=== AIM OF THE TASK ===
Output every record below exactly as it appears.

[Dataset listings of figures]
********************

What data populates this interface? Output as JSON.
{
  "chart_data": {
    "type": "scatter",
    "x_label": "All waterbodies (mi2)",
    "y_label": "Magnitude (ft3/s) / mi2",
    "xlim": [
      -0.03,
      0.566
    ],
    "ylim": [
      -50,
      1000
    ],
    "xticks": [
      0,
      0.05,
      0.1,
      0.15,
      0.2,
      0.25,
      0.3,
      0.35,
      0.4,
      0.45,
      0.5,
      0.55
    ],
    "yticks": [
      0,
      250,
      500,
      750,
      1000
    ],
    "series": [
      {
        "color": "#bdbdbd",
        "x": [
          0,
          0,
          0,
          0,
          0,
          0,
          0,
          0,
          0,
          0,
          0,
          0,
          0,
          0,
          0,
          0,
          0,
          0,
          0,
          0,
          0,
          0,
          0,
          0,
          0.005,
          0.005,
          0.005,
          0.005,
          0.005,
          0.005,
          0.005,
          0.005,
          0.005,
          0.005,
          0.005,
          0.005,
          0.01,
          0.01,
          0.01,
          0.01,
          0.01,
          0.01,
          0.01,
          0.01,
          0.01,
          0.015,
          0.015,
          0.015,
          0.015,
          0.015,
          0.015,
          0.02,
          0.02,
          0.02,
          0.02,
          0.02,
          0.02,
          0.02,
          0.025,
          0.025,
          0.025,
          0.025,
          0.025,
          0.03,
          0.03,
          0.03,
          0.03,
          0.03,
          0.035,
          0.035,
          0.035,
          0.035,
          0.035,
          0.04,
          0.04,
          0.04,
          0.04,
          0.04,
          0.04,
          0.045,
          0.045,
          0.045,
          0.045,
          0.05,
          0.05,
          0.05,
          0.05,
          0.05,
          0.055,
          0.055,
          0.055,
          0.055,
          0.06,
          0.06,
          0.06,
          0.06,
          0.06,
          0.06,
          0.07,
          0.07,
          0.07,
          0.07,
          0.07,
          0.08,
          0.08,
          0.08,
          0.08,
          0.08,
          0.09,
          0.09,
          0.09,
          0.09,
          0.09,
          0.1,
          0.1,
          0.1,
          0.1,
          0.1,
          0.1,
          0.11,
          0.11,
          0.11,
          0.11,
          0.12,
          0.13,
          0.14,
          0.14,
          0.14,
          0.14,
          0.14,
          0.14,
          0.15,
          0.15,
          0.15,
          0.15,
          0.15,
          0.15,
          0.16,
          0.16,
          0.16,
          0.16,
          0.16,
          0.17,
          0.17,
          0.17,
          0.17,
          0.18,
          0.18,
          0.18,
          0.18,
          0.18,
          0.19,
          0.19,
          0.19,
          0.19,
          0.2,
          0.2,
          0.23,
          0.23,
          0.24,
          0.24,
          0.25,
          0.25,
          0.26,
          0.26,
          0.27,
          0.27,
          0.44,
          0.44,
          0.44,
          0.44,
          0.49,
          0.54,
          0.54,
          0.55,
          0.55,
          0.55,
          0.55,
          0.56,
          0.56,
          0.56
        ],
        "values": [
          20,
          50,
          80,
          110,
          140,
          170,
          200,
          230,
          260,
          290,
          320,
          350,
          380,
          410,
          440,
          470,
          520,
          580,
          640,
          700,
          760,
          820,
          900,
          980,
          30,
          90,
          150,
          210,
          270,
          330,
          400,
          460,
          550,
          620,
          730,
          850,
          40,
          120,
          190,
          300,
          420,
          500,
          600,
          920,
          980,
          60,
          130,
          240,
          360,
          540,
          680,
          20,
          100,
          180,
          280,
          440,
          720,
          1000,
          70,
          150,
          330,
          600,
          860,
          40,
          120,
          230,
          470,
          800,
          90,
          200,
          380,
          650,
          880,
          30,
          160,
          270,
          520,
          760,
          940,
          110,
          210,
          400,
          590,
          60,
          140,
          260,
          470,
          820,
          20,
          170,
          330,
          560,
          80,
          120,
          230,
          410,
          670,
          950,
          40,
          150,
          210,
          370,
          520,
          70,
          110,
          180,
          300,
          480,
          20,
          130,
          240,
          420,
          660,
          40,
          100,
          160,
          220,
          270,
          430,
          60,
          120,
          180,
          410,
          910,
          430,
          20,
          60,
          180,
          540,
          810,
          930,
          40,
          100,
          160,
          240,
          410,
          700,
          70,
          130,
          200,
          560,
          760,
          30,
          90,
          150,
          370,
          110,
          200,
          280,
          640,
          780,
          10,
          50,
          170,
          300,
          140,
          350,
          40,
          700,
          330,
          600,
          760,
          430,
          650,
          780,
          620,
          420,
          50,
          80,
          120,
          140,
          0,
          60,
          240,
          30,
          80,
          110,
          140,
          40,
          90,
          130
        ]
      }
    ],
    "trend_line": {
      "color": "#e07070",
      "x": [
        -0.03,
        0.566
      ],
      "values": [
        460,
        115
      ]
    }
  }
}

********************

=== CORRECT RESPONSE ===
What data populates this interface? Output as JSON.
{
  "chart_data": {
    "type": "scatter",
    "x_label": "All waterbodies (mi2)",
    "y_label": "Magnitude (ft3/s) / mi2",
    "xlim": [
      -0.03,
      0.566
    ],
    "ylim": [
      -50,
      1000
    ],
    "xticks": [
      0,
      0.05,
      0.1,
      0.15,
      0.2,
      0.25,
      0.3,
      0.35,
      0.4,
      0.45,
      0.5,
      0.55
    ],
    "yticks": [
      0,
      250,
      500,
      750,
      1000
    ],
    "series": [
      {
        "color": "#bdbdbd",
        "x": [
          0,
          0,
          0,
          0,
          0,
          0,
          0,
          0,
          0,
          0,
          0,
          0,
          0,
          0,
          0,
          0,
          0,
          0,
          0,
          0,
          0,
          0,
          0,
          0,
          0.005,
          0.005,
          0.005,
          0.005,
          0.005,
          0.005,
          0.005,
          0.005,
          0.005,
          0.005,
          0.005,
          0.005,
          0.01,
          0.01,
          0.01,
          0.01,
          0.01,
          0.01,
          0.01,
          0.01,
          0.01,
          0.015,
          0.015,
          0.015,
          0.015,
          0.015,
          0.015,
          0.02,
          0.02,
          0.02,
          0.02,
          0.02,
          0.02,
          0.02,
          0.025,
          0.025,
          0.025,
          0.025,
          0.025,
          0.03,
          0.03,
          0.03,
          0.03,
          0.03,
          0.035,
          0.035,
          0.035,
          0.035,
          0.035,
          0.04,
          0.04,
          0.04,
          0.04,
          0.04,
          0.04,
          0.045,
          0.045,
          0.045,
          0.045,
          0.05,
          0.05,
          0.05,
          0.05,
          0.05,
          0.055,
          0.055,
          0.055,
          0.055,
          0.06,
          0.06,
          0.06,
          0.06,
          0.06,
          0.06,
          0.07,
          0.07,
          0.07,
          0.07,
          0.07,
          0.08,
          0.08,
          0.08,
          0.08,
          0.08,
          0.09,
          0.09,
          0.09,
          0.09,
          0.09,
          0.1,
          0.1,
          0.1,
          0.1,
          0.1,
          0.1,
          0.11,
          0.11,
          0.11,
          0.11,
          0.12,
          0.13,
          0.14,
          0.14,
          0.14,
          0.14,
          0.14,
          0.14,
          0.15,
          0.15,
          0.15,
          0.15,
          0.15,
          0.15,
          0.16,
          0.16,
          0.16,
          0.16,
          0.16,
          0.17,
          0.17,
          0.17,
          0.17,
          0.18,
          0.18,
          0.18,
          0.18,
          0.18,
          0.19,
          0.19,
          0.19,
          0.19,
          0.2,
          0.2,
          0.23,
          0.23,
          0.24,
          0.24,
          0.25,
          0.25,
          0.26,
          0.26,
          0.27,
          0.27,
          0.44,
          0.44,
          0.44,
          0.44,
          0.49,
          0.54,
          0.54,
          0.55,
          0.55,
          0.55,
          0.55,
          0.56,
          0.56,
          0.56
        ],
        "values": [
          20,
          50,
          80,
          110,
          140,
          170,
          200,
          230,
          260,
          290,
          320,
          350,
          380,
          410,
          440,
          470,
          520,
          580,
          640,
          700,
          760,
          820,
          900,
          980,
          30,
          90,
          150,
          210,
          270,
          330,
          400,
          460,
          550,
          620,
          730,
          850,
          40,
          120,
          190,
          300,
          420,
          500,
          600,
          920,
          980,
          60,
          130,
          240,
          360,
          540,
          680,
          20,
          100,
          180,
          280,
          440,
          720,
          1000,
          70,
          150,
          330,
          600,
          860,
          40,
          120,
          230,
          470,
          800,
          90,
          200,
          380,
          650,
          880,
          30,
          160,
          270,
          520,
          760,
          940,
          110,
          210,
          400,
          590,
          60,
          140,
          260,
          470,
          820,
          20,
          170,
          330,
          560,
          80,
          120,
          230,
          410,
          670,
          950,
          40,
          150,
          210,
          370,
          520,
          70,
          110,
          180,
          300,
          480,
          20,
          130,
          240,
          420,
          660,
          40,
          100,
          160,
          220,
          270,
          430,
          60,
          120,
          180,
          410,
          910,
          430,
          20,
          60,
          180,
          540,
          810,
          930,
          40,
          100,
          160,
          240,
          410,
          700,
          70,
          130,
          200,
          560,
          760,
          30,
          90,
          150,
          370,
          110,
          200,
          280,
          640,
          780,
          10,
          50,
          170,
          300,
          140,
          350,
          40,
          700,
          330,
          600,
          760,
          430,
          650,
          780,
          620,
          420,
          50,
          80,
          120,
          140,
          0,
          60,
          240,
          30,
          80,
          110,
          140,
          40,
          90,
          130
        ]
      }
    ],
    "trend_line": {
      "color": "#e07070",
      "x": [
        -0.03,
        0.566
      ],
      "values": [
        460,
        115
      ]
    }
  }
}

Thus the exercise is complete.